***** Data for processing
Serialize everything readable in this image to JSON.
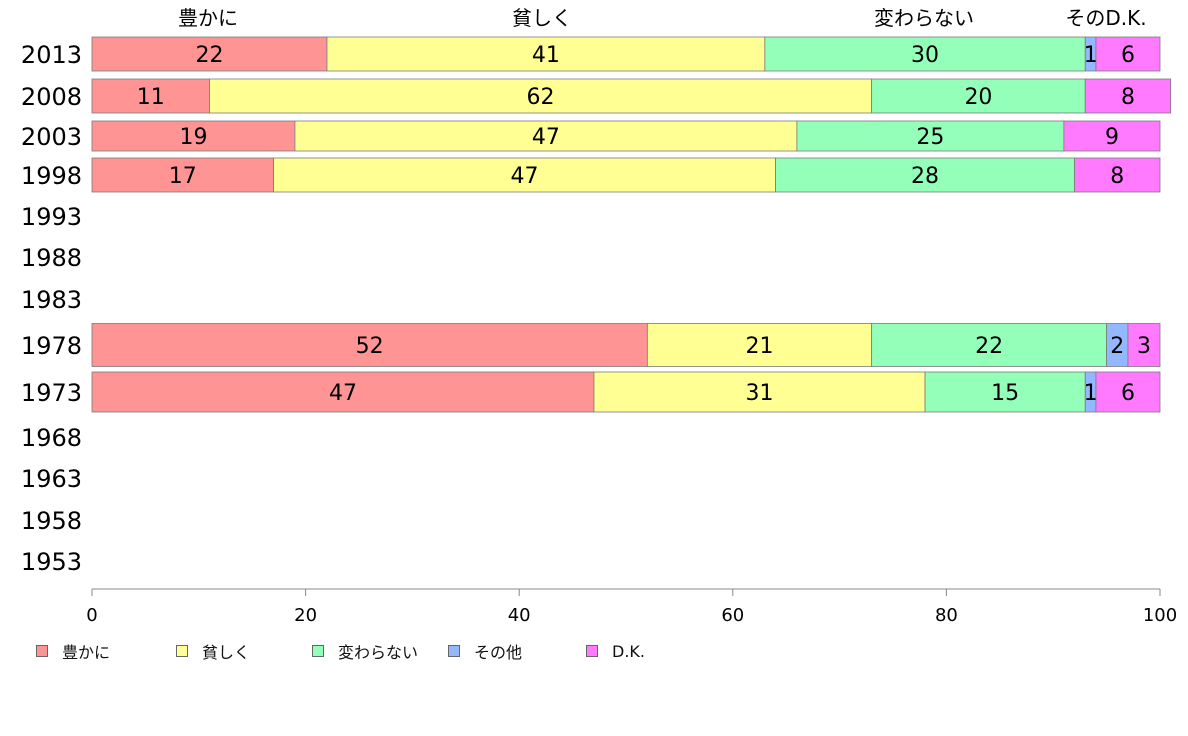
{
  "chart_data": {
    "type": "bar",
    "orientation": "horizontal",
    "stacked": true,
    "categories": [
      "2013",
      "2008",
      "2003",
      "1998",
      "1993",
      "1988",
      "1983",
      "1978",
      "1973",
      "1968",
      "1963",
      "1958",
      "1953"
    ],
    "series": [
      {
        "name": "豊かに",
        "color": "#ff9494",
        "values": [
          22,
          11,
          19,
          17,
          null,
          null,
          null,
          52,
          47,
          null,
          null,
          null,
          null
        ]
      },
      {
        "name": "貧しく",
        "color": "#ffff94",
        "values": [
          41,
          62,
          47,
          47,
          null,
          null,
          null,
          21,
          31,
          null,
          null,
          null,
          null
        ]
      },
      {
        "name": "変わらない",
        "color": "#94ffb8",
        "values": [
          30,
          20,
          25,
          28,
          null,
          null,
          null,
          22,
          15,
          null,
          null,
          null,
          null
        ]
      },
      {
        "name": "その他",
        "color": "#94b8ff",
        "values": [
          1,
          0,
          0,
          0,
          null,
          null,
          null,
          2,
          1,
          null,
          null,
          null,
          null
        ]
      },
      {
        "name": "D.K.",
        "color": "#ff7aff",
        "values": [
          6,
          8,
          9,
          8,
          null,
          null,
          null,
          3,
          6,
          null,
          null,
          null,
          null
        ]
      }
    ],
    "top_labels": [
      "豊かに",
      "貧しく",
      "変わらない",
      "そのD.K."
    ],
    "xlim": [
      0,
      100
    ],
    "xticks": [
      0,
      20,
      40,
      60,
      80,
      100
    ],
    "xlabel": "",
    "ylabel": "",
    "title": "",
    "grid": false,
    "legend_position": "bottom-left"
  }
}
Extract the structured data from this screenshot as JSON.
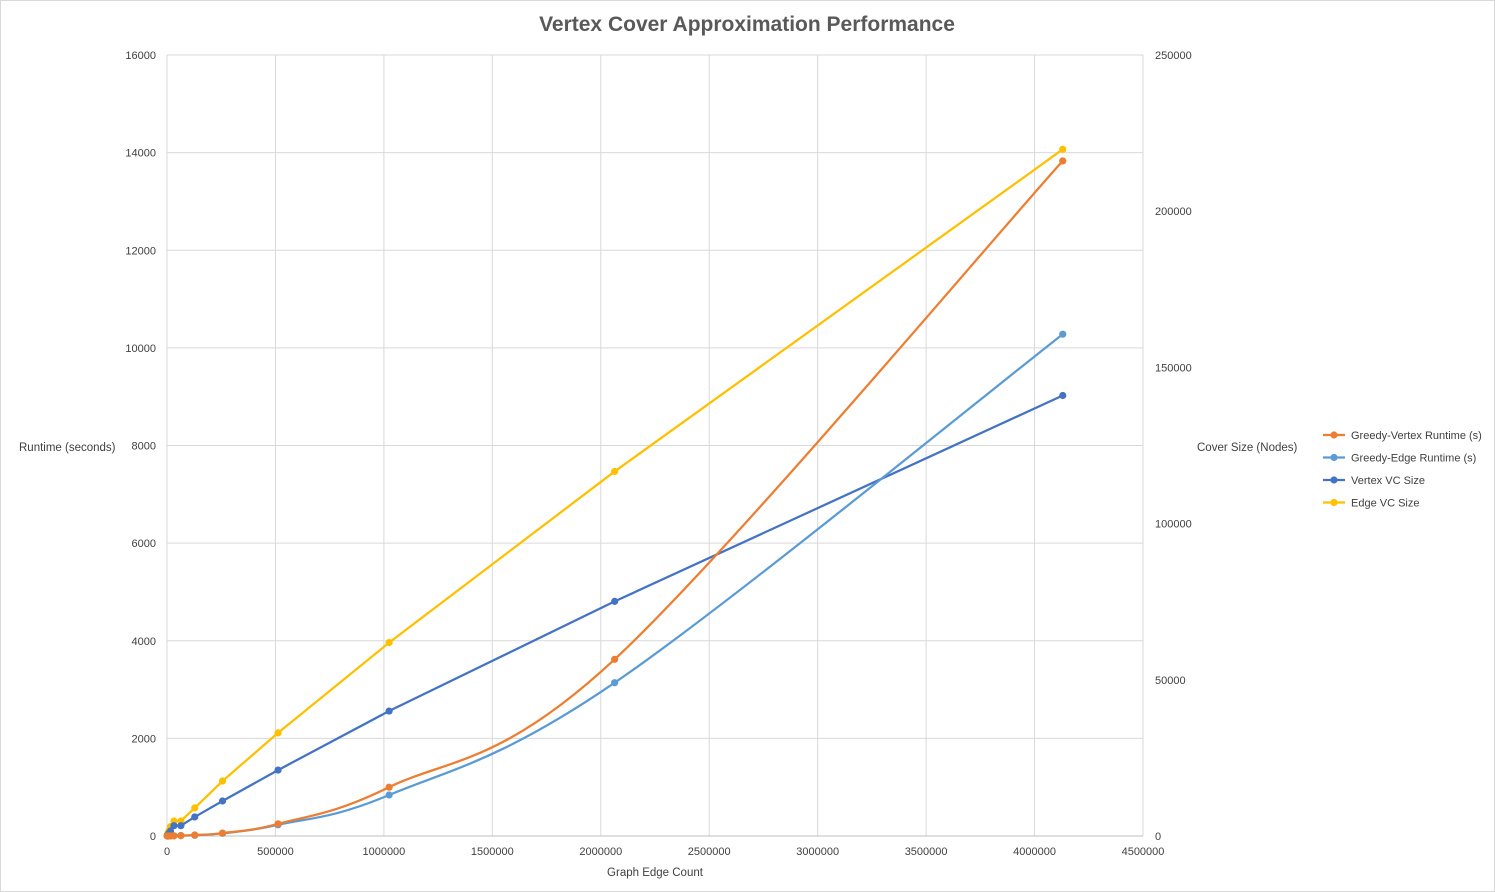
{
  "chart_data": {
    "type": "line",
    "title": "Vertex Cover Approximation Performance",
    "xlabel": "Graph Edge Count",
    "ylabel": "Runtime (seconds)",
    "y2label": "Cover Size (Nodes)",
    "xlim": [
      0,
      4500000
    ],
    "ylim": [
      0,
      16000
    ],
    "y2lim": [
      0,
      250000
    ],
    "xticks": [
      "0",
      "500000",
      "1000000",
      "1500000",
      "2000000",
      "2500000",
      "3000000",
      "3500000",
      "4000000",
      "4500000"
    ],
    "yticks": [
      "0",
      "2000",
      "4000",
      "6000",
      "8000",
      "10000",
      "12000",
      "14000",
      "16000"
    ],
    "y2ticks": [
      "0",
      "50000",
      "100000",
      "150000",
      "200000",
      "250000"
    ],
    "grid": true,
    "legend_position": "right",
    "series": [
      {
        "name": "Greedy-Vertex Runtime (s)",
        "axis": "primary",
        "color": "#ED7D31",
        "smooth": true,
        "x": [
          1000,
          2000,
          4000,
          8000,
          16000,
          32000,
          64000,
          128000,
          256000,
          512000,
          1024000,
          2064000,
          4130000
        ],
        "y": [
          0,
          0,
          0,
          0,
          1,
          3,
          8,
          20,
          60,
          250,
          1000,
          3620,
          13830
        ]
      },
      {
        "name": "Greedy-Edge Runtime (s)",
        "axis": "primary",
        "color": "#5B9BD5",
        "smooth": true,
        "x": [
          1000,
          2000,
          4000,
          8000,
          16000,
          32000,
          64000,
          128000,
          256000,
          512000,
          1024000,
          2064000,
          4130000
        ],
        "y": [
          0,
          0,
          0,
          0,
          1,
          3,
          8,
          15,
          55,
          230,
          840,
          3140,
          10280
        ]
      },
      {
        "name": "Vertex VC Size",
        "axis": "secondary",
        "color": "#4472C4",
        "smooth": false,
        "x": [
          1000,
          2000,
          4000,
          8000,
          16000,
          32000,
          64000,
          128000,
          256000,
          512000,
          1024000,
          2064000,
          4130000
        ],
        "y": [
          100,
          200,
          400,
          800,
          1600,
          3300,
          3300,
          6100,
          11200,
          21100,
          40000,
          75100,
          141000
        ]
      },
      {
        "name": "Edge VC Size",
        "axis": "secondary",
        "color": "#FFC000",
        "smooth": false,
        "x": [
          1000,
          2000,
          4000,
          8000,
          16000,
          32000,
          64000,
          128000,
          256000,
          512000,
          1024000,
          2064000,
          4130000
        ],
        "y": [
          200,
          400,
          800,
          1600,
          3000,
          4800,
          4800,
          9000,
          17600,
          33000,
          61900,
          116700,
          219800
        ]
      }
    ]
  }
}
**********
***** Data for processing
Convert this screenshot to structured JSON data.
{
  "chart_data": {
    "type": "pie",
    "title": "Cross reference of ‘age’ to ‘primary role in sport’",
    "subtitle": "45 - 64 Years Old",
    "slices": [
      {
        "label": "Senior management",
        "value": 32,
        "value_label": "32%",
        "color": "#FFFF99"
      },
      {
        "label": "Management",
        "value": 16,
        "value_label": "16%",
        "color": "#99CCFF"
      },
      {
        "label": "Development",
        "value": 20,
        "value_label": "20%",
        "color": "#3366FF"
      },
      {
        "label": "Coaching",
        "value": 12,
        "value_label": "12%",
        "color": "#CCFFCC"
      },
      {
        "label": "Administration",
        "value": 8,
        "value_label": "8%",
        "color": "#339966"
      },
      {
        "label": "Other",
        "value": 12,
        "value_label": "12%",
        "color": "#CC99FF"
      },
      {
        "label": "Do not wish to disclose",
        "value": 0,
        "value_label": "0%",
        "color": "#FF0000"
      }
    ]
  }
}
**********
What the task asks → Set out every line from the material that contains the string "this".

Output of the task →
Serialize everything readable in this image to JSON.
Extract the structured data from this screenshot as JSON.
Convert this screenshot to structured JSON data.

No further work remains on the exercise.